WORK TO DO: Output all the material that follows, exactly as given.

◇ ◇ ◇

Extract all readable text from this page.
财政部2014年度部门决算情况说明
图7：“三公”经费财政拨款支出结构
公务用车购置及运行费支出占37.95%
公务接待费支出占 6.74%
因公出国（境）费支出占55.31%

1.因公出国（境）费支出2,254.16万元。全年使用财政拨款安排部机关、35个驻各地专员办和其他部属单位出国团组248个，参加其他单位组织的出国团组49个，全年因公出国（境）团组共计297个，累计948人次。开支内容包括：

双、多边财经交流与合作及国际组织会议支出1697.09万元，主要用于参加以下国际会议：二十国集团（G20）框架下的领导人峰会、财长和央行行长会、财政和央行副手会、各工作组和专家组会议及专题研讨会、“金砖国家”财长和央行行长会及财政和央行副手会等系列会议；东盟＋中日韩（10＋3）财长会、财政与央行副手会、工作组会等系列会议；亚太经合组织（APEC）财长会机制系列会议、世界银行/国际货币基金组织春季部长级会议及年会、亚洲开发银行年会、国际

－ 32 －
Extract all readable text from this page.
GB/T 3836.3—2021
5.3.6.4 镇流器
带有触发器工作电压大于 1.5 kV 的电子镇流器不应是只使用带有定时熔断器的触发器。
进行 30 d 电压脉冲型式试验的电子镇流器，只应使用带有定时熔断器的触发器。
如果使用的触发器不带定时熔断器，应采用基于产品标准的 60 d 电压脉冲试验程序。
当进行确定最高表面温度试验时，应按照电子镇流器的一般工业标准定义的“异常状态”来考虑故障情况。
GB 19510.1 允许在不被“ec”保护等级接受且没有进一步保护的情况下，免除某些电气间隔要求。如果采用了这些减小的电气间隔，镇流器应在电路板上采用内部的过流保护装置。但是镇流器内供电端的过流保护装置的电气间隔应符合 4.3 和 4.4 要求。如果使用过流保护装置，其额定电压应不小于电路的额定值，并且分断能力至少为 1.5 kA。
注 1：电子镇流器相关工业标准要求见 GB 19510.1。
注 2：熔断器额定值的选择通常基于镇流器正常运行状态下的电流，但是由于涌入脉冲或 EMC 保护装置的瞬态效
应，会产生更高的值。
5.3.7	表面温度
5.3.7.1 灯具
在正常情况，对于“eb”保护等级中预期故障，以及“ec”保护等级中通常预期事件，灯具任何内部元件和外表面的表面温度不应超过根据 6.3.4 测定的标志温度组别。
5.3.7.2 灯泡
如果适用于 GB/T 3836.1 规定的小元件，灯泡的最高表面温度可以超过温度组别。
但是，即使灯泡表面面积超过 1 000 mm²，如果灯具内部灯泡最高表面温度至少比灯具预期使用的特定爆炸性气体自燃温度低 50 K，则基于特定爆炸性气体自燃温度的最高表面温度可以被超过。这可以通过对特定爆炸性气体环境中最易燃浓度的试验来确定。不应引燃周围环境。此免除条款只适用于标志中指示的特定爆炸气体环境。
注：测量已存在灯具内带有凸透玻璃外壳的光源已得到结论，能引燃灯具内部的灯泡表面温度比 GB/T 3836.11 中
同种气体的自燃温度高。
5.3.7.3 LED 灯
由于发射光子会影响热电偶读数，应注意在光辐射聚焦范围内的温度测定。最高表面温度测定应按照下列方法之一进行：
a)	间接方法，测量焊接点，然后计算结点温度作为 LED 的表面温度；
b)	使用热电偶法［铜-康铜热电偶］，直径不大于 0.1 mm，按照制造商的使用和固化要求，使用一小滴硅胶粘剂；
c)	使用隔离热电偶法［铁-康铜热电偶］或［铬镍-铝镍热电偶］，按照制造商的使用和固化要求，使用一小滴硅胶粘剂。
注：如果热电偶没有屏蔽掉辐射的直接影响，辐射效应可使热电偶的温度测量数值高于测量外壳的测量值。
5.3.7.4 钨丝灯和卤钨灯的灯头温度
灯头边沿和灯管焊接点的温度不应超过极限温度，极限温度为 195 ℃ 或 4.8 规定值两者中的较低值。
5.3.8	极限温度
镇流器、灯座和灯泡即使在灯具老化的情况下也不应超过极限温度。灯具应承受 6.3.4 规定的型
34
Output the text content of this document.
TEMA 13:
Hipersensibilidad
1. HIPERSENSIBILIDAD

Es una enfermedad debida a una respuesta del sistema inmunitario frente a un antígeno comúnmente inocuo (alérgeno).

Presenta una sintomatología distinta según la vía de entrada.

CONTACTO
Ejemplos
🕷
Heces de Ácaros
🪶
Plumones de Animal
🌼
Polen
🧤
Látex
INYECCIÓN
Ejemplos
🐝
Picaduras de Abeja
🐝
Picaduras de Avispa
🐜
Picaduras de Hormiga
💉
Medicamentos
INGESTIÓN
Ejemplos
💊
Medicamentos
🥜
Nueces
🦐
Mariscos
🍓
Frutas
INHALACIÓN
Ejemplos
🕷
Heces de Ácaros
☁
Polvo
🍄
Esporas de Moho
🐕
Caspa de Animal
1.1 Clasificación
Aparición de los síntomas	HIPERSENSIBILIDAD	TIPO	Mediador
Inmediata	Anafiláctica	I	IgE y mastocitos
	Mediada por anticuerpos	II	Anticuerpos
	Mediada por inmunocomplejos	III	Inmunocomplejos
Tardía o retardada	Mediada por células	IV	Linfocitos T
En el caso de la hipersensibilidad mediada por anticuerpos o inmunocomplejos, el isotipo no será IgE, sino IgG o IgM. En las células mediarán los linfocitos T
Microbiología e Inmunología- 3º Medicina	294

◇ ◇ ◇

EXERCISE ANSWER:
Extract all readable text from this page.
财政部2014年度部门决算情况说明
图7：“三公”经费财政拨款支出结构
公务用车购置及运行费支出占37.95%
公务接待费支出占 6.74%
因公出国（境）费支出占55.31%

1.因公出国（境）费支出2,254.16万元。全年使用财政拨款安排部机关、35个驻各地专员办和其他部属单位出国团组248个，参加其他单位组织的出国团组49个，全年因公出国（境）团组共计297个，累计948人次。开支内容包括：

双、多边财经交流与合作及国际组织会议支出1697.09万元，主要用于参加以下国际会议：二十国集团（G20）框架下的领导人峰会、财长和央行行长会、财政和央行副手会、各工作组和专家组会议及专题研讨会、“金砖国家”财长和央行行长会及财政和央行副手会等系列会议；东盟＋中日韩（10＋3）财长会、财政与央行副手会、工作组会等系列会议；亚太经合组织（APEC）财长会机制系列会议、世界银行/国际货币基金组织春季部长级会议及年会、亚洲开发银行年会、国际

－ 32 －
Extract all readable text from this page.
GB/T 3836.3—2021
5.3.6.4 镇流器
带有触发器工作电压大于 1.5 kV 的电子镇流器不应是只使用带有定时熔断器的触发器。
进行 30 d 电压脉冲型式试验的电子镇流器，只应使用带有定时熔断器的触发器。
如果使用的触发器不带定时熔断器，应采用基于产品标准的 60 d 电压脉冲试验程序。
当进行确定最高表面温度试验时，应按照电子镇流器的一般工业标准定义的“异常状态”来考虑故障情况。
GB 19510.1 允许在不被“ec”保护等级接受且没有进一步保护的情况下，免除某些电气间隔要求。如果采用了这些减小的电气间隔，镇流器应在电路板上采用内部的过流保护装置。但是镇流器内供电端的过流保护装置的电气间隔应符合 4.3 和 4.4 要求。如果使用过流保护装置，其额定电压应不小于电路的额定值，并且分断能力至少为 1.5 kA。
注 1：电子镇流器相关工业标准要求见 GB 19510.1。
注 2：熔断器额定值的选择通常基于镇流器正常运行状态下的电流，但是由于涌入脉冲或 EMC 保护装置的瞬态效
应，会产生更高的值。
5.3.7	表面温度
5.3.7.1 灯具
在正常情况，对于“eb”保护等级中预期故障，以及“ec”保护等级中通常预期事件，灯具任何内部元件和外表面的表面温度不应超过根据 6.3.4 测定的标志温度组别。
5.3.7.2 灯泡
如果适用于 GB/T 3836.1 规定的小元件，灯泡的最高表面温度可以超过温度组别。
但是，即使灯泡表面面积超过 1 000 mm²，如果灯具内部灯泡最高表面温度至少比灯具预期使用的特定爆炸性气体自燃温度低 50 K，则基于特定爆炸性气体自燃温度的最高表面温度可以被超过。这可以通过对特定爆炸性气体环境中最易燃浓度的试验来确定。不应引燃周围环境。此免除条款只适用于标志中指示的特定爆炸气体环境。
注：测量已存在灯具内带有凸透玻璃外壳的光源已得到结论，能引燃灯具内部的灯泡表面温度比 GB/T 3836.11 中
同种气体的自燃温度高。
5.3.7.3 LED 灯
由于发射光子会影响热电偶读数，应注意在光辐射聚焦范围内的温度测定。最高表面温度测定应按照下列方法之一进行：
a)	间接方法，测量焊接点，然后计算结点温度作为 LED 的表面温度；
b)	使用热电偶法［铜-康铜热电偶］，直径不大于 0.1 mm，按照制造商的使用和固化要求，使用一小滴硅胶粘剂；
c)	使用隔离热电偶法［铁-康铜热电偶］或［铬镍-铝镍热电偶］，按照制造商的使用和固化要求，使用一小滴硅胶粘剂。
注：如果热电偶没有屏蔽掉辐射的直接影响，辐射效应可使热电偶的温度测量数值高于测量外壳的测量值。
5.3.7.4 钨丝灯和卤钨灯的灯头温度
灯头边沿和灯管焊接点的温度不应超过极限温度，极限温度为 195 ℃ 或 4.8 规定值两者中的较低值。
5.3.8	极限温度
镇流器、灯座和灯泡即使在灯具老化的情况下也不应超过极限温度。灯具应承受 6.3.4 规定的型
34
Output the text content of this document.
TEMA 13:
Hipersensibilidad
1. HIPERSENSIBILIDAD

Es una enfermedad debida a una respuesta del sistema inmunitario frente a un antígeno comúnmente inocuo (alérgeno).

Presenta una sintomatología distinta según la vía de entrada.

CONTACTO
Ejemplos
🕷
Heces de Ácaros
🪶
Plumones de Animal
🌼
Polen
🧤
Látex
INYECCIÓN
Ejemplos
🐝
Picaduras de Abeja
🐝
Picaduras de Avispa
🐜
Picaduras de Hormiga
💉
Medicamentos
INGESTIÓN
Ejemplos
💊
Medicamentos
🥜
Nueces
🦐
Mariscos
🍓
Frutas
INHALACIÓN
Ejemplos
🕷
Heces de Ácaros
☁
Polvo
🍄
Esporas de Moho
🐕
Caspa de Animal
1.1 Clasificación
Aparición de los síntomas	HIPERSENSIBILIDAD	TIPO	Mediador
Inmediata	Anafiláctica	I	IgE y mastocitos
	Mediada por anticuerpos	II	Anticuerpos
	Mediada por inmunocomplejos	III	Inmunocomplejos
Tardía o retardada	Mediada por células	IV	Linfocitos T
En el caso de la hipersensibilidad mediada por anticuerpos o inmunocomplejos, el isotipo no será IgE, sino IgG o IgM. En las células mediarán los linfocitos T
Microbiología e Inmunología- 3º Medicina	294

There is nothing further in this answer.